Records shown ->
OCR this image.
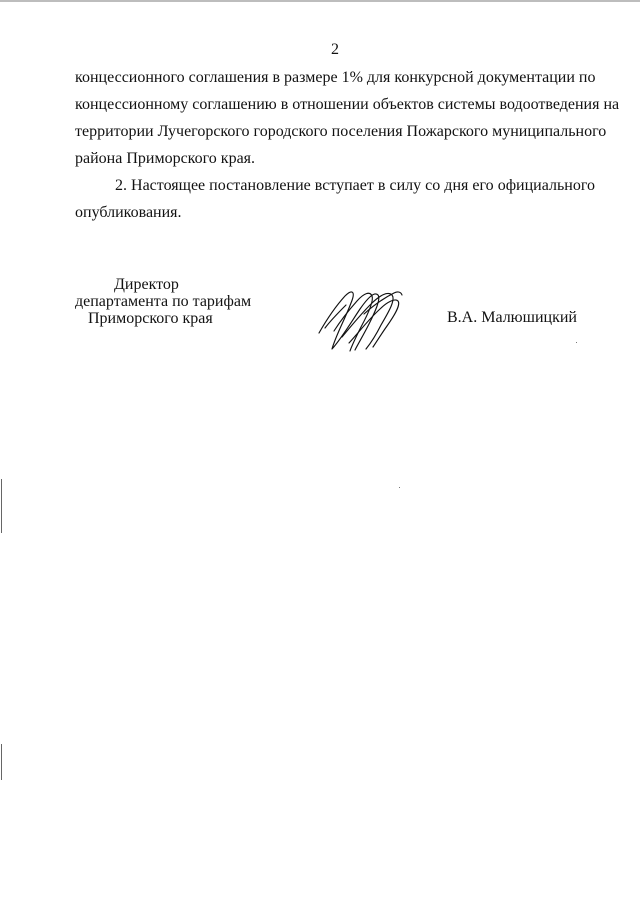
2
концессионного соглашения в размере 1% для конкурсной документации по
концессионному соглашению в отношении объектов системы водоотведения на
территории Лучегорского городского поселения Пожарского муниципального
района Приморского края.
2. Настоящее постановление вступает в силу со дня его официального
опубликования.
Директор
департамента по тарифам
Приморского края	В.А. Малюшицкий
* * *
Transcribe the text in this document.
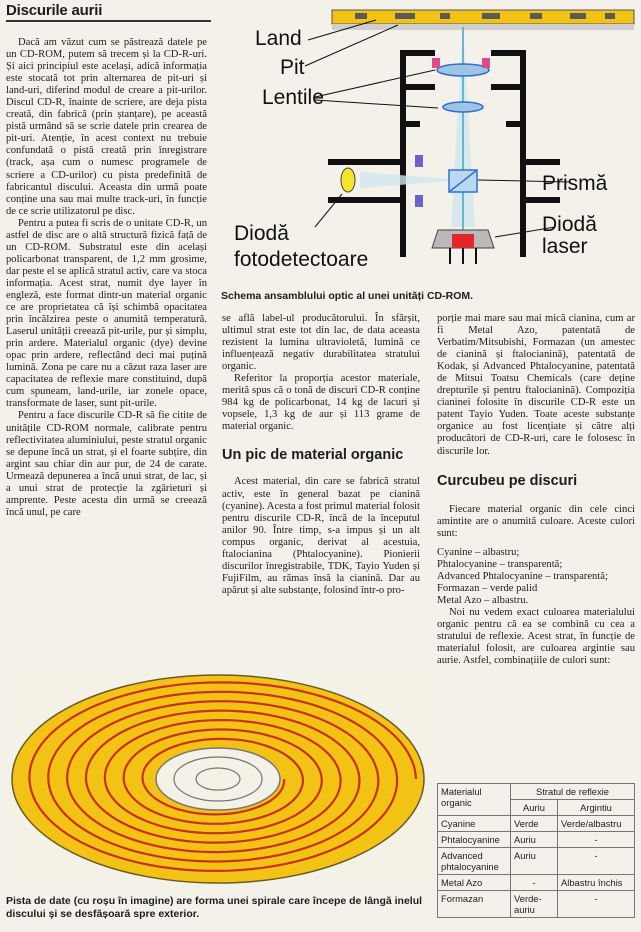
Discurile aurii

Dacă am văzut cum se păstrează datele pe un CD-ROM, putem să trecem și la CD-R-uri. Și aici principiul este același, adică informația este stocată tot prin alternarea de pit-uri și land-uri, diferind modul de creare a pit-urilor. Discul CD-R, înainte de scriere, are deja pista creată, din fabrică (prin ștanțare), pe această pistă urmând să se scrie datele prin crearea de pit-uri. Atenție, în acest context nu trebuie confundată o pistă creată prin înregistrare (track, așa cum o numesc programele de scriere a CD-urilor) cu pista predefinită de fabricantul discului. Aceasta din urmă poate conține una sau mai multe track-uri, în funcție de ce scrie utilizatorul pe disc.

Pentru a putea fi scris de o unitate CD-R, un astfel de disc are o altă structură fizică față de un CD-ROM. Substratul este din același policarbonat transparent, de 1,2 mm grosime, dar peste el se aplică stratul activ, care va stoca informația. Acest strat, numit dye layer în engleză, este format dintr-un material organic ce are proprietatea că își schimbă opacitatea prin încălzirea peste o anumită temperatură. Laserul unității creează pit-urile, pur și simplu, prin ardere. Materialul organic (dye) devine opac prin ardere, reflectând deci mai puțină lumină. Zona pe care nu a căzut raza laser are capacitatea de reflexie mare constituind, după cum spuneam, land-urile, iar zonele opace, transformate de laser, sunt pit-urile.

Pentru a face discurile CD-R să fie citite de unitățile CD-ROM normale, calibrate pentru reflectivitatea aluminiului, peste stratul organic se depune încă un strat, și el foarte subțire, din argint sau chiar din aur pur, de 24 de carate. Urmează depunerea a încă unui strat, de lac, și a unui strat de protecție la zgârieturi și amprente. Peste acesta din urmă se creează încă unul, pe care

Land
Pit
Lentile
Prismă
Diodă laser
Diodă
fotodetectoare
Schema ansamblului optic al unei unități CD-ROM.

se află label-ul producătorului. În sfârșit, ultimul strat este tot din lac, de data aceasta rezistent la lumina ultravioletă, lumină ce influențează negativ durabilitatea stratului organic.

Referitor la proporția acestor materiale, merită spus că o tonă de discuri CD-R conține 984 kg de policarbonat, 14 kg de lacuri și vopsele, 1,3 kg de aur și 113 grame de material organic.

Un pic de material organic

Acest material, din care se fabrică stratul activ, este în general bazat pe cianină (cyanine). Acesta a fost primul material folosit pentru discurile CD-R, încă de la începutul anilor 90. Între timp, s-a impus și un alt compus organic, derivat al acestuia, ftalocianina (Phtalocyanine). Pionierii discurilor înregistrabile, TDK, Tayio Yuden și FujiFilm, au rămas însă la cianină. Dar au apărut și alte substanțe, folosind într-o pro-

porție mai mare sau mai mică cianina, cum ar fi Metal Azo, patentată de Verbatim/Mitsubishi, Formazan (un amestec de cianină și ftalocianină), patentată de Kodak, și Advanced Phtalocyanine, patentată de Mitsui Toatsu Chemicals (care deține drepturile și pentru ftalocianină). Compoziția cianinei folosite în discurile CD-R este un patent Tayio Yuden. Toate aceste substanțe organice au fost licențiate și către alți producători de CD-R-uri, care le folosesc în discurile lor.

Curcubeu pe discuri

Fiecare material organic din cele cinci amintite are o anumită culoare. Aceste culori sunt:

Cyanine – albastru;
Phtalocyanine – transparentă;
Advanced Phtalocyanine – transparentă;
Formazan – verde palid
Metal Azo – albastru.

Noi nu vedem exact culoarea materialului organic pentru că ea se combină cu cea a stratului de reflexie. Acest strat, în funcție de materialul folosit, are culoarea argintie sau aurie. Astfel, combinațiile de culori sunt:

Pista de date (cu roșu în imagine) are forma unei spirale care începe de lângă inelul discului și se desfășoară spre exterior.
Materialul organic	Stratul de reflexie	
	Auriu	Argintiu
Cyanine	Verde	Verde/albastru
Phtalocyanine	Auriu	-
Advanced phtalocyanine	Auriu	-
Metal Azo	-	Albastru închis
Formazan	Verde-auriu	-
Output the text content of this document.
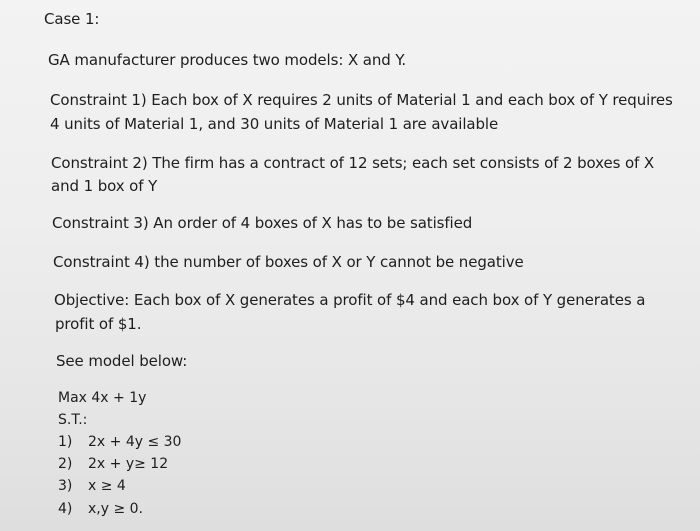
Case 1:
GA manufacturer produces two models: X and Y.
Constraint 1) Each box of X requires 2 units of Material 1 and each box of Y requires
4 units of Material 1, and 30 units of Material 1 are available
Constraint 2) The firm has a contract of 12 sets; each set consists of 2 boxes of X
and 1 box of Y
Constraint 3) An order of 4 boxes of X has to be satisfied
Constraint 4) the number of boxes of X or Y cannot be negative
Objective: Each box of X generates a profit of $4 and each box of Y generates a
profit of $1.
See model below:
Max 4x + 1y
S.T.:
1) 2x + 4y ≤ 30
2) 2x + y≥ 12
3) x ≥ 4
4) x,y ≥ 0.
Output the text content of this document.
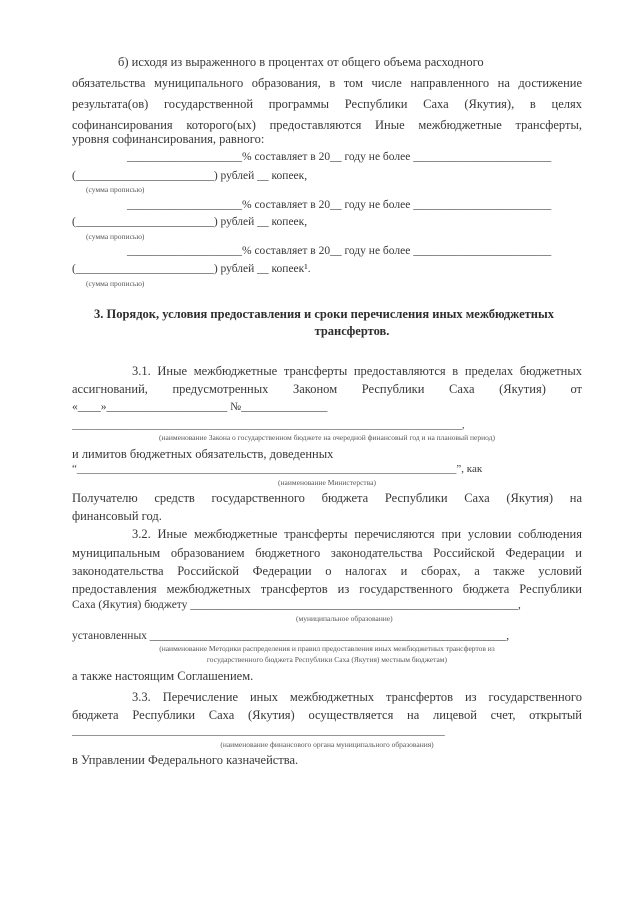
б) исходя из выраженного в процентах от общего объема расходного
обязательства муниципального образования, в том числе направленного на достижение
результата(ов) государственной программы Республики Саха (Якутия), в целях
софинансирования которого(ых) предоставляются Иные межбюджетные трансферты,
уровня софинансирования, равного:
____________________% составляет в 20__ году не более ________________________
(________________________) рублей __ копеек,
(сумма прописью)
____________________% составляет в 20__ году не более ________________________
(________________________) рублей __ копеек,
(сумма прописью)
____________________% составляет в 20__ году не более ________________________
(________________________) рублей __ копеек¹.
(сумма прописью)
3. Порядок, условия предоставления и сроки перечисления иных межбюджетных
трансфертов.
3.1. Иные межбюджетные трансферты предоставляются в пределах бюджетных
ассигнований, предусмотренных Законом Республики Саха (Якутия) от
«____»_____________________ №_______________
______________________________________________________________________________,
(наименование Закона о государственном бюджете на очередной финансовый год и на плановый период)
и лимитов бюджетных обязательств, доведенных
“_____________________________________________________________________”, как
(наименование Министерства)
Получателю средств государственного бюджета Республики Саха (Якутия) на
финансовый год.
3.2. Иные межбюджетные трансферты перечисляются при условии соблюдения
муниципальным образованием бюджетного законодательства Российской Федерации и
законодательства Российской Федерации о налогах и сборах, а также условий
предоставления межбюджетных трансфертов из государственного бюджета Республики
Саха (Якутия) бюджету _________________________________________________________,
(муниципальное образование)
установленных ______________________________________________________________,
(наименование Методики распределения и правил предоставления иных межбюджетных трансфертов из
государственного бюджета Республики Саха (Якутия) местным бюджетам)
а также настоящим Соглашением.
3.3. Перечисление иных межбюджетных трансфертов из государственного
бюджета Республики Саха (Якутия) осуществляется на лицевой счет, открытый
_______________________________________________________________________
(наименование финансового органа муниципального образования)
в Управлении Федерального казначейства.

Problem requirements ->
Scan the material for lines with the word "Yuden", and copy each line you find.

Written reply ->
Acest material, din care se fabrică stratul activ, este în general bazat pe cianină (cyanine). Acesta a fost primul material folosit pentru discurile CD-R, încă de la începutul anilor 90. Între timp, s-a impus și un alt compus organic, derivat al acestuia, ftalocianina (Phtalocyanine). Pionierii discurilor înregistrabile, TDK, Tayio Yuden și FujiFilm, au rămas însă la cianină. Dar au apărut și alte substanțe, folosind într-o pro-
porție mai mare sau mai mică cianina, cum ar fi Metal Azo, patentată de Verbatim/Mitsubishi, Formazan (un amestec de cianină și ftalocianină), patentată de Kodak, și Advanced Phtalocyanine, patentată de Mitsui Toatsu Chemicals (care deține drepturile și pentru ftalocianină). Compoziția cianinei folosite în discurile CD-R este un patent Tayio Yuden. Toate aceste substanțe organice au fost licențiate și către alți producători de CD-R-uri, care le folosesc în discurile lor.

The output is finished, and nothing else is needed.